** PROBLEM STATEMENT **
Every entry must be copied word for word.
※ ※ ※
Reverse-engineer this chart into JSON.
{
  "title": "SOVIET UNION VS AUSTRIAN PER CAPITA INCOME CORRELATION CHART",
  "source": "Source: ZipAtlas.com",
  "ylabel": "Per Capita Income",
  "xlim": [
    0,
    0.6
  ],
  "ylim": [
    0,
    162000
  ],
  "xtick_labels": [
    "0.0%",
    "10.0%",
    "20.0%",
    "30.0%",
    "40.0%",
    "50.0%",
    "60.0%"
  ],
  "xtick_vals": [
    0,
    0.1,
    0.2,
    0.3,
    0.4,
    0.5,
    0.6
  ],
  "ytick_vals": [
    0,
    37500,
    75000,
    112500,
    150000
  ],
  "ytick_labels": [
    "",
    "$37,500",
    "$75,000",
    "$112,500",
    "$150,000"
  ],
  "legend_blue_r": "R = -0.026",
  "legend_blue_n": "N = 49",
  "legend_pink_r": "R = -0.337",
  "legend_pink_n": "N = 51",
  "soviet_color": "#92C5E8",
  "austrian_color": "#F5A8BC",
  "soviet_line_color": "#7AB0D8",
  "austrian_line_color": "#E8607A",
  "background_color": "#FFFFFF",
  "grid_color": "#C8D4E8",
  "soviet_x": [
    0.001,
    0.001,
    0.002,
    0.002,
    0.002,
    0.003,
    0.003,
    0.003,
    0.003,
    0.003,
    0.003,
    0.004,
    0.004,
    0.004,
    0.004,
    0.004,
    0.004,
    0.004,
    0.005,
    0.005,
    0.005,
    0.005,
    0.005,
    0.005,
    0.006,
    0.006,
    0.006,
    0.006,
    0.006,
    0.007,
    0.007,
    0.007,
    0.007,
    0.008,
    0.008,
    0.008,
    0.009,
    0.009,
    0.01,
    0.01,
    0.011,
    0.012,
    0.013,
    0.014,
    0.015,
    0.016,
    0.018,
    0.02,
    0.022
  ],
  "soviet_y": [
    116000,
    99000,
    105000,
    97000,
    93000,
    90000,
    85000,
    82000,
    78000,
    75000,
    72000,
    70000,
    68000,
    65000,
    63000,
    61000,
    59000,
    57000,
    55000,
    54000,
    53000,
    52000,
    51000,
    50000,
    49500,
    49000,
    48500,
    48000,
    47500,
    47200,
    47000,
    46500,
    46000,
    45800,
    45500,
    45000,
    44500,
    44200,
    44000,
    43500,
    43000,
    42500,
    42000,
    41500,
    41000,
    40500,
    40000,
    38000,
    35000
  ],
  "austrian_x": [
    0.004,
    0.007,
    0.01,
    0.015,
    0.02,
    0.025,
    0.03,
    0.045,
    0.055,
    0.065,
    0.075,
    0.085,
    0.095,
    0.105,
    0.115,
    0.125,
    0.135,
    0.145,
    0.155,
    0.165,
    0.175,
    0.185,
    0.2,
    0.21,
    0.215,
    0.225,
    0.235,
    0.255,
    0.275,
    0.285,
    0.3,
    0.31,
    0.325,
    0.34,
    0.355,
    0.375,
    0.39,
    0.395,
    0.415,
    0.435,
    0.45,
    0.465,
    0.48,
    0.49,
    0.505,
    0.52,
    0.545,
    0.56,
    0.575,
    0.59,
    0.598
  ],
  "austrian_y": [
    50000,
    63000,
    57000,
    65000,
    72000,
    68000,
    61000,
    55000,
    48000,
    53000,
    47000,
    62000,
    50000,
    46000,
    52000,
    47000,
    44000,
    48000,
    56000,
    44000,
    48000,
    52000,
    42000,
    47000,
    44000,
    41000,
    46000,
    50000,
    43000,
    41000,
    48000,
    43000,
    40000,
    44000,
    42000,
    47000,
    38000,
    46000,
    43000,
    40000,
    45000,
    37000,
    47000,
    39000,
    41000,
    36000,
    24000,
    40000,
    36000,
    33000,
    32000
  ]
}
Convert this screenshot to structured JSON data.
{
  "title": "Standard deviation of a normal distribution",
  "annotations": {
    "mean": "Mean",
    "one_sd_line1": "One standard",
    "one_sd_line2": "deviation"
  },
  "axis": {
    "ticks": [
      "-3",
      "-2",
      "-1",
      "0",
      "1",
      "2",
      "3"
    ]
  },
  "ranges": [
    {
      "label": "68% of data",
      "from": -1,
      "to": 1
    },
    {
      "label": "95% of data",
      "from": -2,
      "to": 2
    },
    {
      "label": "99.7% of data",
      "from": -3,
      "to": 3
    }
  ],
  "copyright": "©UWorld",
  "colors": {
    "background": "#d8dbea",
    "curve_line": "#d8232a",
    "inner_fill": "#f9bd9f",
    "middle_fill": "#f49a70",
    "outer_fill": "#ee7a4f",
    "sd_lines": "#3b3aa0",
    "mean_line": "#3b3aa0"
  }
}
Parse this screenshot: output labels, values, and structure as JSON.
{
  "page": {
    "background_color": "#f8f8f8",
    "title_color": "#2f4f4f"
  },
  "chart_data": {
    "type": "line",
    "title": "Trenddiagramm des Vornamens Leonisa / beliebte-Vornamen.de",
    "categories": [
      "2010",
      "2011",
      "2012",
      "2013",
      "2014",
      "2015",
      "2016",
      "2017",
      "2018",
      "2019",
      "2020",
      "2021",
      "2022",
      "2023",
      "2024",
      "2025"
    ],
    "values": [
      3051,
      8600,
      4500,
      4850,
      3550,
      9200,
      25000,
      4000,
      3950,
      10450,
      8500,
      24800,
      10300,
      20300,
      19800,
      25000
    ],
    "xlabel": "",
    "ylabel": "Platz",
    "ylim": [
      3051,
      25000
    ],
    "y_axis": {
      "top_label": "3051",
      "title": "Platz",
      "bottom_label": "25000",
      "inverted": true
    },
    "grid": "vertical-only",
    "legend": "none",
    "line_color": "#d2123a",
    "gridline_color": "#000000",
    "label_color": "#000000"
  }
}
※ ※ ※
** EXERCISE OUTPUT **
Reverse-engineer this chart into JSON.
{
  "title": "SOVIET UNION VS AUSTRIAN PER CAPITA INCOME CORRELATION CHART",
  "source": "Source: ZipAtlas.com",
  "ylabel": "Per Capita Income",
  "xlim": [
    0,
    0.6
  ],
  "ylim": [
    0,
    162000
  ],
  "xtick_labels": [
    "0.0%",
    "10.0%",
    "20.0%",
    "30.0%",
    "40.0%",
    "50.0%",
    "60.0%"
  ],
  "xtick_vals": [
    0,
    0.1,
    0.2,
    0.3,
    0.4,
    0.5,
    0.6
  ],
  "ytick_vals": [
    0,
    37500,
    75000,
    112500,
    150000
  ],
  "ytick_labels": [
    "",
    "$37,500",
    "$75,000",
    "$112,500",
    "$150,000"
  ],
  "legend_blue_r": "R = -0.026",
  "legend_blue_n": "N = 49",
  "legend_pink_r": "R = -0.337",
  "legend_pink_n": "N = 51",
  "soviet_color": "#92C5E8",
  "austrian_color": "#F5A8BC",
  "soviet_line_color": "#7AB0D8",
  "austrian_line_color": "#E8607A",
  "background_color": "#FFFFFF",
  "grid_color": "#C8D4E8",
  "soviet_x": [
    0.001,
    0.001,
    0.002,
    0.002,
    0.002,
    0.003,
    0.003,
    0.003,
    0.003,
    0.003,
    0.003,
    0.004,
    0.004,
    0.004,
    0.004,
    0.004,
    0.004,
    0.004,
    0.005,
    0.005,
    0.005,
    0.005,
    0.005,
    0.005,
    0.006,
    0.006,
    0.006,
    0.006,
    0.006,
    0.007,
    0.007,
    0.007,
    0.007,
    0.008,
    0.008,
    0.008,
    0.009,
    0.009,
    0.01,
    0.01,
    0.011,
    0.012,
    0.013,
    0.014,
    0.015,
    0.016,
    0.018,
    0.02,
    0.022
  ],
  "soviet_y": [
    116000,
    99000,
    105000,
    97000,
    93000,
    90000,
    85000,
    82000,
    78000,
    75000,
    72000,
    70000,
    68000,
    65000,
    63000,
    61000,
    59000,
    57000,
    55000,
    54000,
    53000,
    52000,
    51000,
    50000,
    49500,
    49000,
    48500,
    48000,
    47500,
    47200,
    47000,
    46500,
    46000,
    45800,
    45500,
    45000,
    44500,
    44200,
    44000,
    43500,
    43000,
    42500,
    42000,
    41500,
    41000,
    40500,
    40000,
    38000,
    35000
  ],
  "austrian_x": [
    0.004,
    0.007,
    0.01,
    0.015,
    0.02,
    0.025,
    0.03,
    0.045,
    0.055,
    0.065,
    0.075,
    0.085,
    0.095,
    0.105,
    0.115,
    0.125,
    0.135,
    0.145,
    0.155,
    0.165,
    0.175,
    0.185,
    0.2,
    0.21,
    0.215,
    0.225,
    0.235,
    0.255,
    0.275,
    0.285,
    0.3,
    0.31,
    0.325,
    0.34,
    0.355,
    0.375,
    0.39,
    0.395,
    0.415,
    0.435,
    0.45,
    0.465,
    0.48,
    0.49,
    0.505,
    0.52,
    0.545,
    0.56,
    0.575,
    0.59,
    0.598
  ],
  "austrian_y": [
    50000,
    63000,
    57000,
    65000,
    72000,
    68000,
    61000,
    55000,
    48000,
    53000,
    47000,
    62000,
    50000,
    46000,
    52000,
    47000,
    44000,
    48000,
    56000,
    44000,
    48000,
    52000,
    42000,
    47000,
    44000,
    41000,
    46000,
    50000,
    43000,
    41000,
    48000,
    43000,
    40000,
    44000,
    42000,
    47000,
    38000,
    46000,
    43000,
    40000,
    45000,
    37000,
    47000,
    39000,
    41000,
    36000,
    24000,
    40000,
    36000,
    33000,
    32000
  ]
}
Convert this screenshot to structured JSON data.
{
  "title": "Standard deviation of a normal distribution",
  "annotations": {
    "mean": "Mean",
    "one_sd_line1": "One standard",
    "one_sd_line2": "deviation"
  },
  "axis": {
    "ticks": [
      "-3",
      "-2",
      "-1",
      "0",
      "1",
      "2",
      "3"
    ]
  },
  "ranges": [
    {
      "label": "68% of data",
      "from": -1,
      "to": 1
    },
    {
      "label": "95% of data",
      "from": -2,
      "to": 2
    },
    {
      "label": "99.7% of data",
      "from": -3,
      "to": 3
    }
  ],
  "copyright": "©UWorld",
  "colors": {
    "background": "#d8dbea",
    "curve_line": "#d8232a",
    "inner_fill": "#f9bd9f",
    "middle_fill": "#f49a70",
    "outer_fill": "#ee7a4f",
    "sd_lines": "#3b3aa0",
    "mean_line": "#3b3aa0"
  }
}
Parse this screenshot: output labels, values, and structure as JSON.
{
  "page": {
    "background_color": "#f8f8f8",
    "title_color": "#2f4f4f"
  },
  "chart_data": {
    "type": "line",
    "title": "Trenddiagramm des Vornamens Leonisa / beliebte-Vornamen.de",
    "categories": [
      "2010",
      "2011",
      "2012",
      "2013",
      "2014",
      "2015",
      "2016",
      "2017",
      "2018",
      "2019",
      "2020",
      "2021",
      "2022",
      "2023",
      "2024",
      "2025"
    ],
    "values": [
      3051,
      8600,
      4500,
      4850,
      3550,
      9200,
      25000,
      4000,
      3950,
      10450,
      8500,
      24800,
      10300,
      20300,
      19800,
      25000
    ],
    "xlabel": "",
    "ylabel": "Platz",
    "ylim": [
      3051,
      25000
    ],
    "y_axis": {
      "top_label": "3051",
      "title": "Platz",
      "bottom_label": "25000",
      "inverted": true
    },
    "grid": "vertical-only",
    "legend": "none",
    "line_color": "#d2123a",
    "gridline_color": "#000000",
    "label_color": "#000000"
  }
}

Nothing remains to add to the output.